[Start Material supplied]
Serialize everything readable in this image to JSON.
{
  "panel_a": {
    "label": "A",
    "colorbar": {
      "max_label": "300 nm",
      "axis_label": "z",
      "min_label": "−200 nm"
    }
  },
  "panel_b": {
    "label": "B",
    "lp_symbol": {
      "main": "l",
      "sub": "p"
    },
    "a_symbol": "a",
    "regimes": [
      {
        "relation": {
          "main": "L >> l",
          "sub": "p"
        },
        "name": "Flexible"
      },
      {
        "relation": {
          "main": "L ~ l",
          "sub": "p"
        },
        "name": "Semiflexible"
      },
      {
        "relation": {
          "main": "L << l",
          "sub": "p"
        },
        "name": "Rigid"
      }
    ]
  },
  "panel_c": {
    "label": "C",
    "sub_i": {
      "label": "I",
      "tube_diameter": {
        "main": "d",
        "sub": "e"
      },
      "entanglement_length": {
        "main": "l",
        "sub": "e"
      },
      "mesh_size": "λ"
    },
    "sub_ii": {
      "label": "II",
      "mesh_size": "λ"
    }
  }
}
[End Material supplied]
*Aim*
Reproduce the whole listing word for word.

*Exercise solution*
Serialize everything readable in this image to JSON.
{
  "panel_a": {
    "label": "A",
    "colorbar": {
      "max_label": "300 nm",
      "axis_label": "z",
      "min_label": "−200 nm"
    }
  },
  "panel_b": {
    "label": "B",
    "lp_symbol": {
      "main": "l",
      "sub": "p"
    },
    "a_symbol": "a",
    "regimes": [
      {
        "relation": {
          "main": "L >> l",
          "sub": "p"
        },
        "name": "Flexible"
      },
      {
        "relation": {
          "main": "L ~ l",
          "sub": "p"
        },
        "name": "Semiflexible"
      },
      {
        "relation": {
          "main": "L << l",
          "sub": "p"
        },
        "name": "Rigid"
      }
    ]
  },
  "panel_c": {
    "label": "C",
    "sub_i": {
      "label": "I",
      "tube_diameter": {
        "main": "d",
        "sub": "e"
      },
      "entanglement_length": {
        "main": "l",
        "sub": "e"
      },
      "mesh_size": "λ"
    },
    "sub_ii": {
      "label": "II",
      "mesh_size": "λ"
    }
  }
}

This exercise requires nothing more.